§ Consigne A: Recopiez les lignes des entrées en commençant par celle qui contient « event-card: Mar 14 » et en continuant jusqu'à celle qui contient « 47, 236, 81] », en remplaçant « map-pin-icon » par « location-pin-icon » sans rien modifier d'autre.

Marquée par des importations croissantes, le grand défi de la valorisation des solides non gras (SNG) – qui pressurise le prix à la ferme – et les taux d’intérêt les plus élevés en plus de 20 ans, la conjoncture laitière met ses acteurs au défi. Regards sur une filière lucide, qui en a vu d’autres.

Cloutier vincent
Associate Vice-President & Strategic Advisor – Agriculture / National Bank

Croissance fulgurante de la population canadienne

En 2022, et après une demi-année de données de 2023, les faits sont éloquents : selon Statistique Canada, la population canadienne croît de près d’un million d’individus annuellement, et a atteint le plateau des 40 millions en juin dernier, selon Statistique Canada. Indiscutablement, la croissance rapide de la population est très positive pour une industrie concentrée sur le marché domestique. En revanche, c’est essentiellement la matière grasse qui alimente la demande. 

Cela génère un revers à la médaille, celui de la valorisation de volumes croissants de solides non gras (SNG). Ceux-ci, plus difficiles à valoriser, constituent une préoccupation majeure pour la filière laitière canadienne car ils exercent une pression sur les prix à la production. Pour beaucoup, c’est l’enjeu de l’heure, voire de la décennie. Il commande concertation, planification, investissements. La filière n’en est pas à ses premiers défis : les plus sages se souviennent des deux laits, puis de l’interminable ère de pressurisation par les grands accords commerciaux, dont on s’extirpe lentement mais sûrement. Il y a maintenant la vague des SNG.

(Entrées d'annotation spatiale)
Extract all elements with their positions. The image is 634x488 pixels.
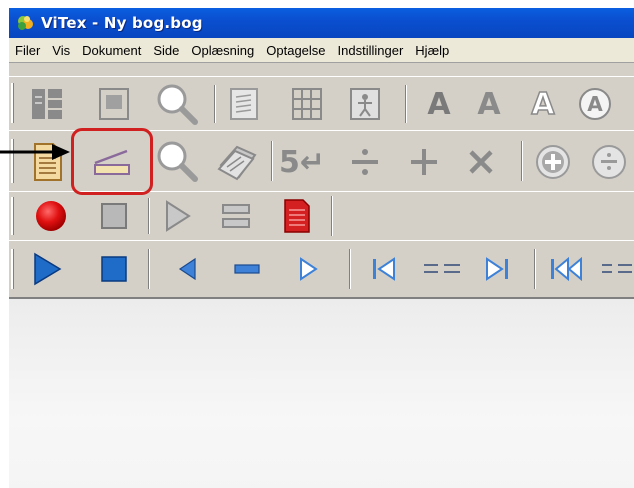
font-larger-button[interactable]: A xyxy=(469,87,509,123)
figure-icon xyxy=(350,88,380,120)
title-bar: ViTex - Ny bog.bog xyxy=(9,8,634,38)
skip-start-icon xyxy=(373,257,395,281)
text-page-icon xyxy=(230,88,258,120)
recording-file-button[interactable] xyxy=(277,196,317,236)
app-icon xyxy=(18,16,33,30)
toolbar-view: A A A A xyxy=(9,76,634,131)
magnifier-icon xyxy=(157,141,198,182)
stop-button[interactable] xyxy=(94,249,134,289)
play-button[interactable] xyxy=(27,249,67,289)
zoom-page-button[interactable] xyxy=(154,139,200,183)
triangle-left-icon xyxy=(178,257,196,281)
image-button[interactable] xyxy=(345,85,385,123)
toolbar-separator xyxy=(521,141,523,181)
layout-button[interactable] xyxy=(27,85,67,123)
toolbar-separator xyxy=(148,198,150,234)
menu-bar: Filer Vis Dokument Side Oplæsning Optage… xyxy=(9,38,634,63)
toolbar-separator xyxy=(405,85,407,123)
divide-button[interactable] xyxy=(345,141,385,183)
pointer-arrow-icon xyxy=(0,144,70,160)
toolbar-separator xyxy=(214,85,216,123)
stop-icon xyxy=(101,203,127,229)
toolbar-recording xyxy=(9,191,634,241)
toolbar-playback xyxy=(9,240,634,298)
menu-hjaelp[interactable]: Hjælp xyxy=(409,43,455,58)
scanner-highlight xyxy=(71,128,153,195)
pause-recording-button[interactable] xyxy=(216,198,256,234)
menu-vis[interactable]: Vis xyxy=(46,43,76,58)
play-icon xyxy=(34,252,62,286)
rewind-icon xyxy=(551,257,582,281)
record-icon xyxy=(36,201,66,231)
menu-dokument[interactable]: Dokument xyxy=(76,43,147,58)
font-bold-button[interactable]: A xyxy=(419,87,459,123)
skip-end-icon xyxy=(486,257,508,281)
menu-side[interactable]: Side xyxy=(147,43,185,58)
stop-record-button[interactable] xyxy=(94,198,134,234)
table-icon xyxy=(292,88,322,120)
rewind-button[interactable] xyxy=(544,249,588,289)
text-page-button[interactable] xyxy=(224,85,264,123)
circle-a-icon: A xyxy=(579,88,611,120)
fast-lines-button[interactable] xyxy=(597,249,634,289)
dash-icon xyxy=(234,264,260,274)
menu-indstillinger[interactable]: Indstillinger xyxy=(332,43,410,58)
stop-icon xyxy=(101,256,127,282)
window-title: ViTex - Ny bog.bog xyxy=(41,14,203,32)
page-icon xyxy=(99,88,129,120)
plus-circle-icon xyxy=(536,145,570,179)
triangle-right-icon xyxy=(300,257,318,281)
page-view-button[interactable] xyxy=(94,85,134,123)
stacked-pages-icon xyxy=(217,145,257,181)
toolbar-grip[interactable] xyxy=(11,197,14,235)
menu-optagelse[interactable]: Optagelse xyxy=(260,43,331,58)
font-circle-button[interactable]: A xyxy=(575,85,615,123)
first-button[interactable] xyxy=(364,249,404,289)
zoom-button[interactable] xyxy=(154,83,200,125)
dashed-lines-icon xyxy=(602,264,632,273)
divide-circle-button[interactable] xyxy=(587,141,631,183)
toolbar-separator xyxy=(349,249,351,289)
play-icon xyxy=(166,200,191,232)
toolbar-separator xyxy=(148,249,150,289)
pause-button[interactable] xyxy=(227,249,267,289)
dashed-lines-icon xyxy=(424,264,460,273)
toolbar-separator xyxy=(534,249,536,289)
page-number-button[interactable]: 5↵ xyxy=(277,143,327,181)
pause-bars-icon xyxy=(222,204,250,228)
pages-button[interactable] xyxy=(213,141,261,183)
close-icon xyxy=(469,150,493,174)
layout-icon xyxy=(32,89,62,119)
line-jump-button[interactable] xyxy=(419,249,465,289)
app-window: ViTex - Ny bog.bog Filer Vis Dokument Si… xyxy=(9,8,634,488)
previous-button[interactable] xyxy=(167,249,207,289)
toolbar-grip[interactable] xyxy=(11,249,14,289)
red-document-icon xyxy=(284,199,310,233)
record-button[interactable] xyxy=(31,198,71,234)
toolbar-separator xyxy=(331,196,333,236)
next-button[interactable] xyxy=(289,249,329,289)
plus-icon xyxy=(411,149,437,175)
play-recording-button[interactable] xyxy=(157,198,197,234)
document-area[interactable] xyxy=(9,297,634,488)
toolbar-separator xyxy=(271,141,273,181)
divide-circle-icon xyxy=(592,145,626,179)
delete-button[interactable] xyxy=(461,141,501,183)
divide-icon xyxy=(352,149,378,175)
menu-oplaesning[interactable]: Oplæsning xyxy=(185,43,260,58)
magnifier-icon xyxy=(157,84,198,125)
font-outline-button[interactable]: A xyxy=(523,87,563,123)
toolbar-grip[interactable] xyxy=(11,83,14,123)
menu-filer[interactable]: Filer xyxy=(9,43,46,58)
table-button[interactable] xyxy=(287,85,327,123)
add-button[interactable] xyxy=(404,141,444,183)
add-circle-button[interactable] xyxy=(531,141,575,183)
last-button[interactable] xyxy=(477,249,517,289)
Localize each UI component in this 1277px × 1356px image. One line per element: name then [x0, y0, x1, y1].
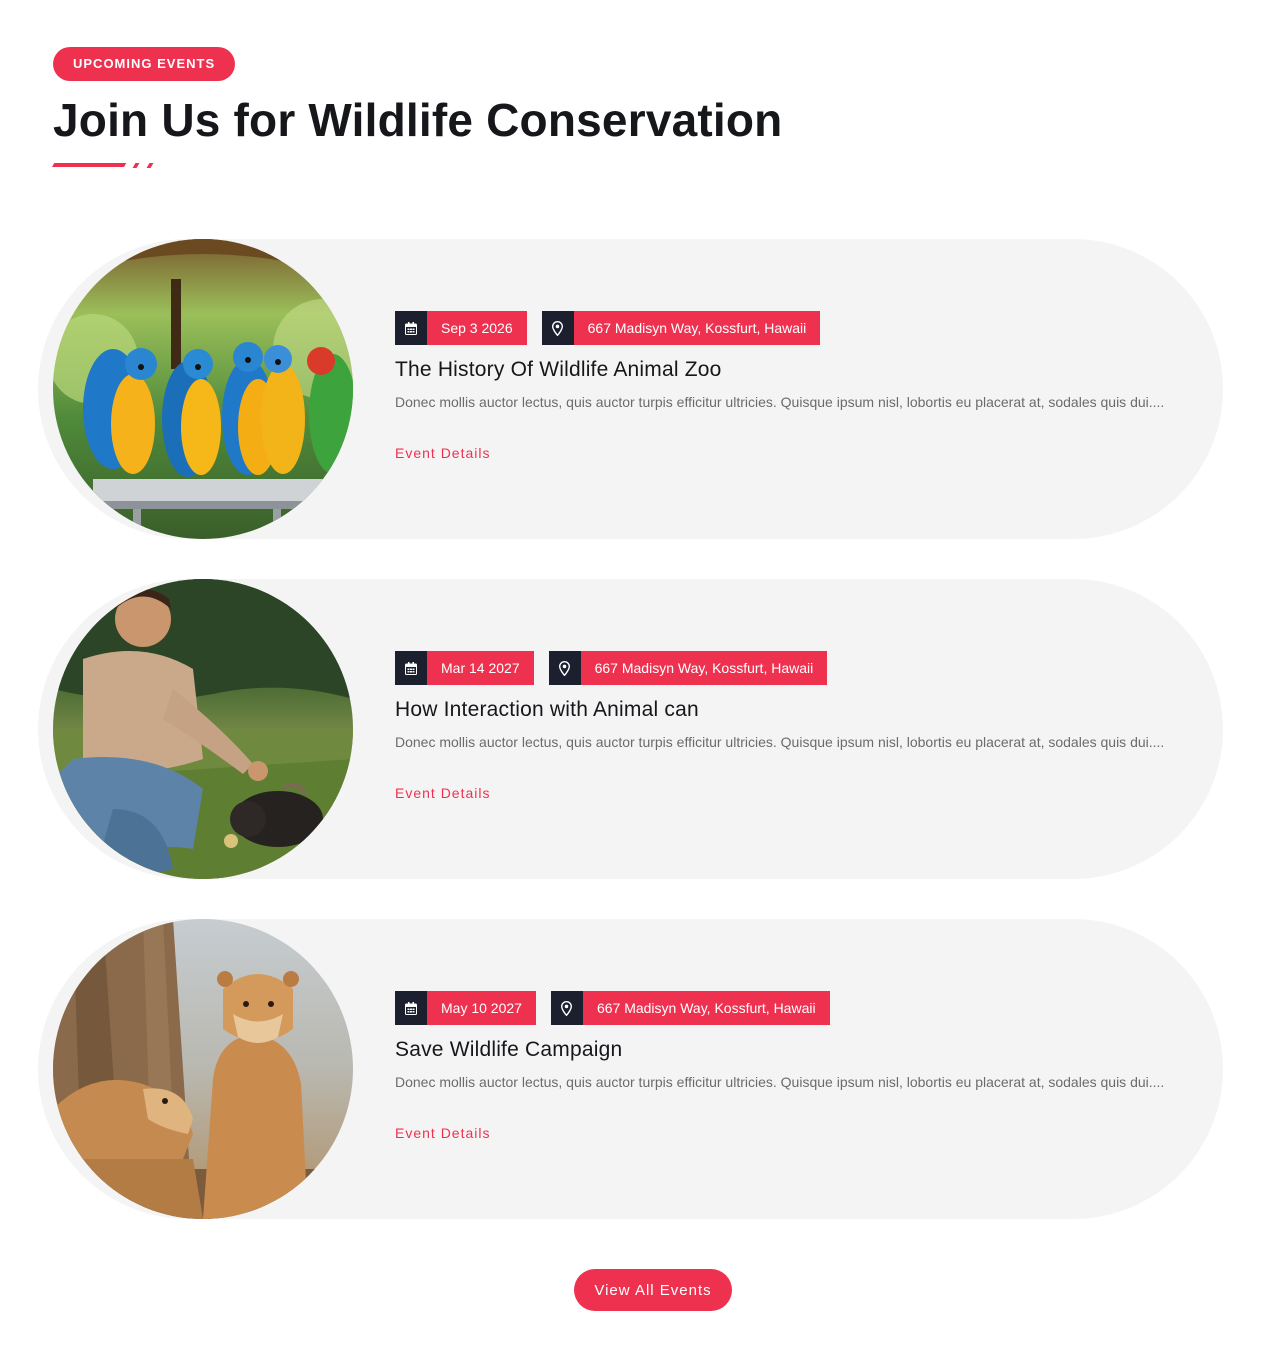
event-card: Mar 14 2027 667 Madisyn Way, Kossfurt, H…	[38, 579, 1223, 879]
map-pin-icon	[541, 311, 574, 345]
event-details-link[interactable]: Event Details	[395, 445, 490, 461]
title-underline-decoration	[52, 163, 162, 171]
event-location: 667 Madisyn Way, Kossfurt, Hawaii	[550, 991, 830, 1025]
event-location: 667 Madisyn Way, Kossfurt, Hawaii	[548, 651, 828, 685]
view-all-events-button[interactable]: View All Events	[574, 1269, 732, 1311]
map-pin-icon	[548, 651, 581, 685]
event-date: Mar 14 2027	[395, 651, 534, 685]
event-date: May 10 2027	[395, 991, 536, 1025]
event-image-lionesses[interactable]	[53, 919, 353, 1219]
event-description: Donec mollis auctor lectus, quis auctor …	[395, 734, 1165, 750]
event-title[interactable]: The History Of Wildlife Animal Zoo	[395, 358, 722, 382]
calendar-icon	[395, 991, 427, 1025]
event-date: Sep 3 2026	[395, 311, 527, 345]
section-tag: UPCOMING EVENTS	[53, 47, 236, 81]
event-description: Donec mollis auctor lectus, quis auctor …	[395, 394, 1165, 410]
calendar-icon	[395, 651, 427, 685]
event-card: Sep 3 2026 667 Madisyn Way, Kossfurt, Ha…	[38, 239, 1223, 539]
calendar-icon	[395, 311, 427, 345]
event-location: 667 Madisyn Way, Kossfurt, Hawaii	[541, 311, 821, 345]
section-title: Join Us for Wildlife Conservation	[53, 94, 783, 146]
event-details-link[interactable]: Event Details	[395, 785, 490, 801]
event-title[interactable]: How Interaction with Animal can	[395, 698, 699, 722]
event-details-link[interactable]: Event Details	[395, 1125, 490, 1141]
event-description: Donec mollis auctor lectus, quis auctor …	[395, 1074, 1165, 1090]
event-title[interactable]: Save Wildlife Campaign	[395, 1038, 622, 1062]
event-card: May 10 2027 667 Madisyn Way, Kossfurt, H…	[38, 919, 1223, 1219]
event-image-parrots[interactable]	[53, 239, 353, 539]
events-section: UPCOMING EVENTS Join Us for Wildlife Con…	[0, 0, 1277, 1356]
map-pin-icon	[550, 991, 583, 1025]
event-image-man-with-animal[interactable]	[53, 579, 353, 879]
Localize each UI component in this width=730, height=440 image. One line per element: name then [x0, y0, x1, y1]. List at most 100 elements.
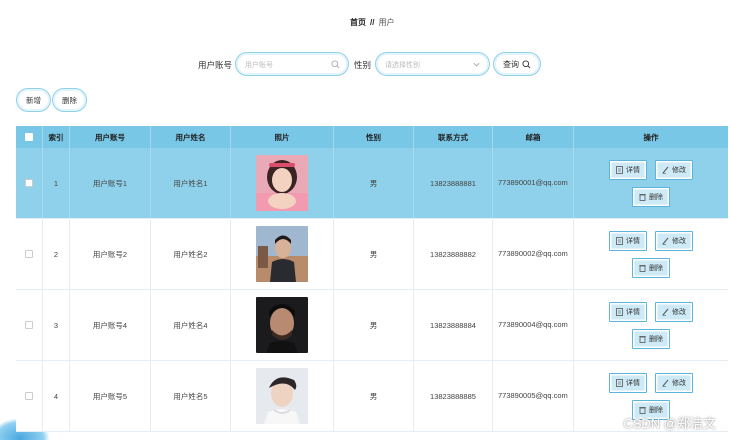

§ Consigne B: Selon l'article sur la filière laitière, qu'est-ce que l'enjeu de la valorisation des SNG commande ? Énumérez tous les éléments cités.

§ Réponse complète A:
event-card: Mar 14 2027 667 Madisyn Way, Kossfurt, H…	[38, 579, 1223, 879]
location-pin-icon	[541, 311, 574, 345]
event-details-link[interactable]: Event Details	[395, 445, 490, 461]
title-underline-decoration	[52, 163, 162, 171]
event-location: 667 Madisyn Way, Kossfurt, Hawaii	[550, 991, 830, 1025]
event-location: 667 Madisyn Way, Kossfurt, Hawaii	[548, 651, 828, 685]
view-all-events-button[interactable]: View All Events	[574, 1269, 732, 1311]
location-pin-icon	[548, 651, 581, 685]
event-date: Mar 14 2027	[395, 651, 534, 685]
event-date: May 10 2027	[395, 991, 536, 1025]
event-image-lionesses[interactable]	[53, 919, 353, 1219]
event-description: Donec mollis auctor lectus, quis auctor …	[395, 734, 1165, 750]
event-title[interactable]: The History Of Wildlife Animal Zoo	[395, 358, 722, 382]
calendar-icon	[395, 991, 427, 1025]
event-date: Sep 3 2026	[395, 311, 527, 345]
section-tag: UPCOMING EVENTS	[53, 47, 236, 81]

§ Réponse complète B:
- concertation
- planification
- investissements